Geopolitical risks mainly stemmed from strained trade relationships, tariff threats and uncertainty about political leadership in Canada.

“Geopolitical tensions are creating an environment of unpredictability, where businesses may hesitate to invest or expand due to fears of sudden policy changes or retaliatory measures. This uncertainty can stifle economic growth and innovation, as companies may prioritize risk management over strategic development,” one chief risk officer told researchers.

More than four-fifths (82%) of organizations surveyed said cyber risks were likely to materialize and 44% said it would be difficult to manage. The rapid proliferation of artificial intelligence (AI) makes this risk difficult to navigate. Unlike long-standing core competencies such as credit, market and economic risks, most financial institutions don’t have a high level of expertise in cyber risk, the report said.

On the flip side, while 64% of organizations said economic risk was likely to be a significant concern, only 11% believed it would be difficult to manage. Despite the economic uncertainty caused by U.S. President Donald Trump’s tariffs, “financial institutions signalled confidence in their ability to manoeuvre this complex landscape given years of managing different types of business cycles,” according to the report.

━━━━━━━━━━━━━━━━━━━━━━━━━━━━━━

◆ Directives ◆
• A. According to the excerpt on financial institutions' risks, why do organizations expect cyber risk to be hard to manage? Answer in one to three sentences.
• B. Turn the paragraph in the excerpt on financial institutions' risks that begins "More than four-fifths" into a short bulleted list that keeps its main facts.

◆ Material ◆
━━━━━━━━━━━━━━━━━━━━━━━━━━━━━━

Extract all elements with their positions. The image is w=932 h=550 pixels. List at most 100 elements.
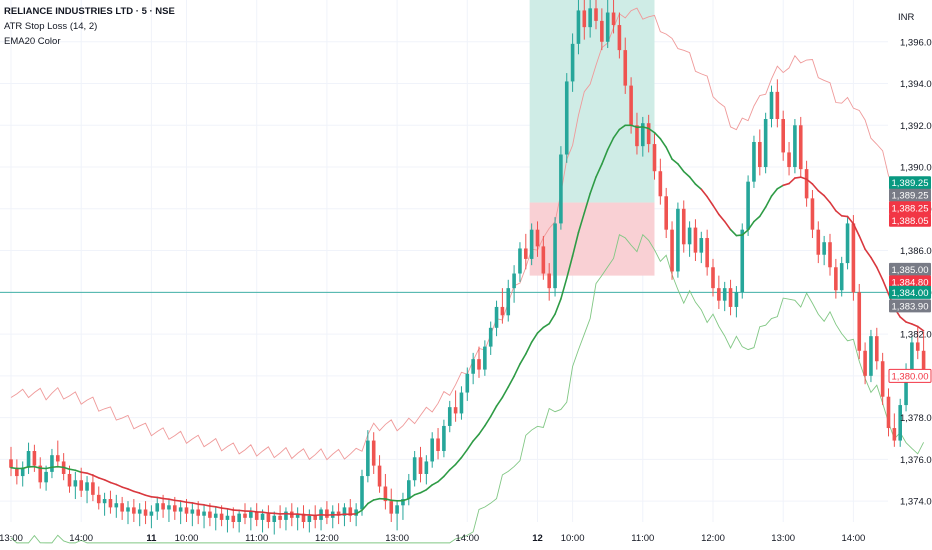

━━━━━━━━━━━━━━━━━━━━━━━━━━━━━━

◆ Outputs by task ◆
• A. The rapid proliferation of artificial intelligence makes cyber risk difficult to navigate. Also, unlike credit, market and economic risks, which are long-standing core competencies, most financial institutions don't have a high level of expertise in cyber risk.

• B.
- 82% of organizations surveyed said cyber risks were likely to materialize.
- 44% said cyber risk would be difficult to manage.
- The rapid proliferation of AI makes this risk difficult to navigate.
- Most financial institutions lack a high level of expertise in cyber risk, unlike in credit, market and economic risks.